Data listing
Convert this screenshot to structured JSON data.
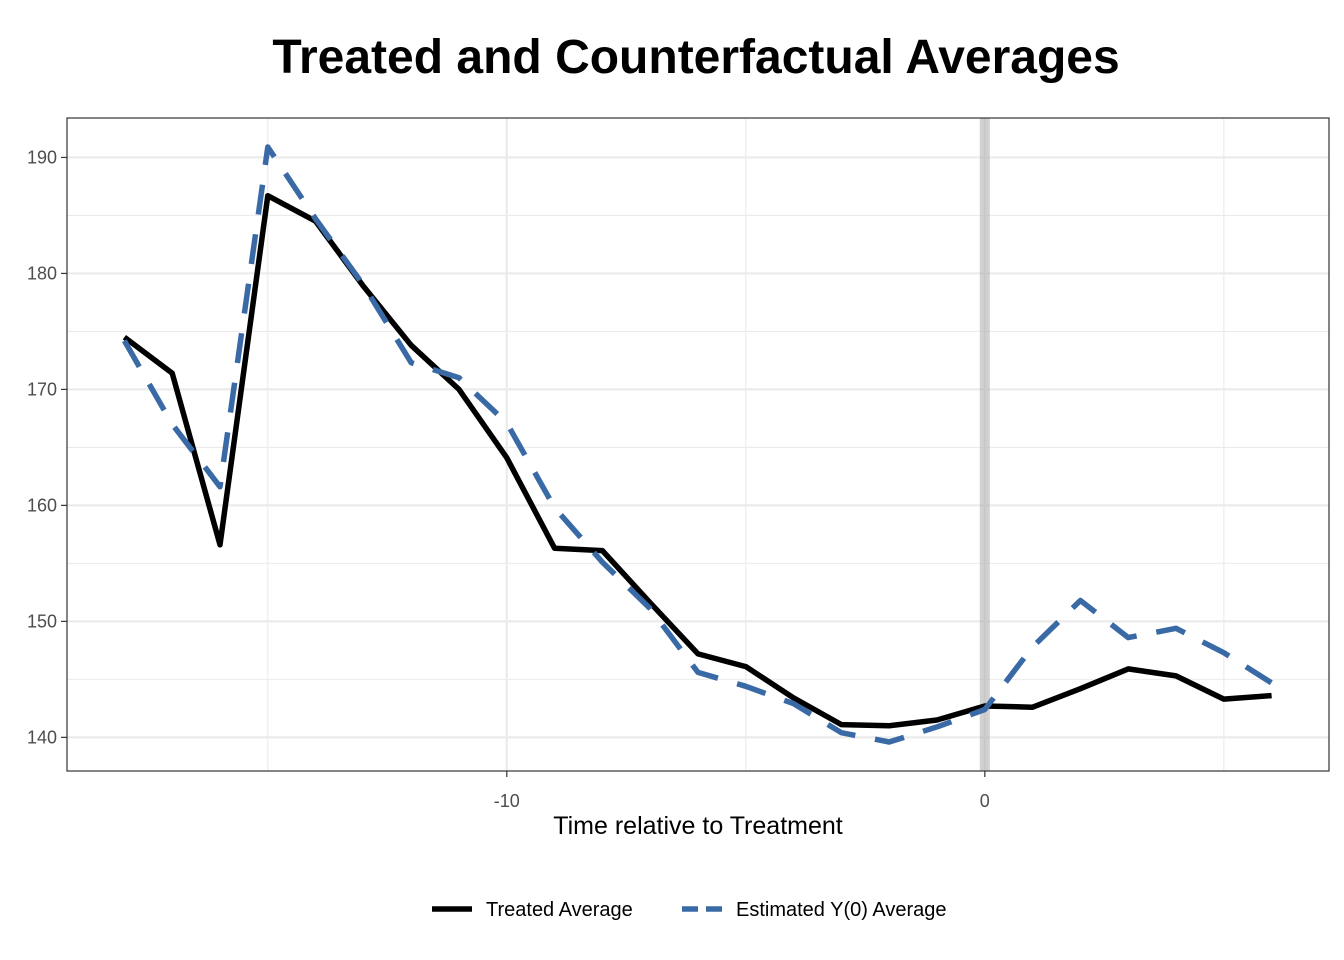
{
  "chart_data": {
    "type": "line",
    "title": "Treated and Counterfactual Averages",
    "xlabel": "Time relative to Treatment",
    "ylabel": "",
    "x": [
      -18,
      -17,
      -16,
      -15,
      -14,
      -13,
      -12,
      -11,
      -10,
      -9,
      -8,
      -7,
      -6,
      -5,
      -4,
      -3,
      -2,
      -1,
      0,
      1,
      2,
      3,
      4,
      5,
      6
    ],
    "series": [
      {
        "name": "Treated Average",
        "color": "#000000",
        "dash": "solid",
        "values": [
          174.5,
          171.4,
          156.6,
          186.7,
          184.5,
          178.9,
          173.8,
          170.0,
          164.1,
          156.3,
          156.1,
          151.6,
          147.2,
          146.1,
          143.4,
          141.1,
          141.0,
          141.5,
          142.7,
          142.6,
          144.2,
          145.9,
          145.3,
          143.3,
          143.6
        ]
      },
      {
        "name": "Estimated Y(0) Average",
        "color": "#3a6aa6",
        "dash": "dashed",
        "values": [
          174.2,
          167.0,
          161.6,
          190.9,
          184.7,
          179.0,
          172.3,
          171.0,
          167.1,
          159.8,
          155.1,
          151.1,
          145.6,
          144.4,
          142.9,
          140.4,
          139.6,
          140.9,
          142.4,
          147.8,
          151.8,
          148.6,
          149.4,
          147.3,
          144.7
        ]
      }
    ],
    "xlim": [
      -19.2,
      7.2
    ],
    "ylim": [
      137.1,
      193.4
    ],
    "xticks": [
      -10,
      0
    ],
    "yticks": [
      140,
      150,
      160,
      170,
      180,
      190
    ],
    "vline": 0,
    "grid": true,
    "legend": "bottom"
  }
}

TASK:
Quote each entry above verbatim and drop the pictures.

ANSWER FOR THIS EXERCISE:
Convert this screenshot to structured JSON data.
{
  "chart_data": {
    "type": "line",
    "title": "Treated and Counterfactual Averages",
    "xlabel": "Time relative to Treatment",
    "ylabel": "",
    "x": [
      -18,
      -17,
      -16,
      -15,
      -14,
      -13,
      -12,
      -11,
      -10,
      -9,
      -8,
      -7,
      -6,
      -5,
      -4,
      -3,
      -2,
      -1,
      0,
      1,
      2,
      3,
      4,
      5,
      6
    ],
    "series": [
      {
        "name": "Treated Average",
        "color": "#000000",
        "dash": "solid",
        "values": [
          174.5,
          171.4,
          156.6,
          186.7,
          184.5,
          178.9,
          173.8,
          170.0,
          164.1,
          156.3,
          156.1,
          151.6,
          147.2,
          146.1,
          143.4,
          141.1,
          141.0,
          141.5,
          142.7,
          142.6,
          144.2,
          145.9,
          145.3,
          143.3,
          143.6
        ]
      },
      {
        "name": "Estimated Y(0) Average",
        "color": "#3a6aa6",
        "dash": "dashed",
        "values": [
          174.2,
          167.0,
          161.6,
          190.9,
          184.7,
          179.0,
          172.3,
          171.0,
          167.1,
          159.8,
          155.1,
          151.1,
          145.6,
          144.4,
          142.9,
          140.4,
          139.6,
          140.9,
          142.4,
          147.8,
          151.8,
          148.6,
          149.4,
          147.3,
          144.7
        ]
      }
    ],
    "xlim": [
      -19.2,
      7.2
    ],
    "ylim": [
      137.1,
      193.4
    ],
    "xticks": [
      -10,
      0
    ],
    "yticks": [
      140,
      150,
      160,
      170,
      180,
      190
    ],
    "vline": 0,
    "grid": true,
    "legend": "bottom"
  }
}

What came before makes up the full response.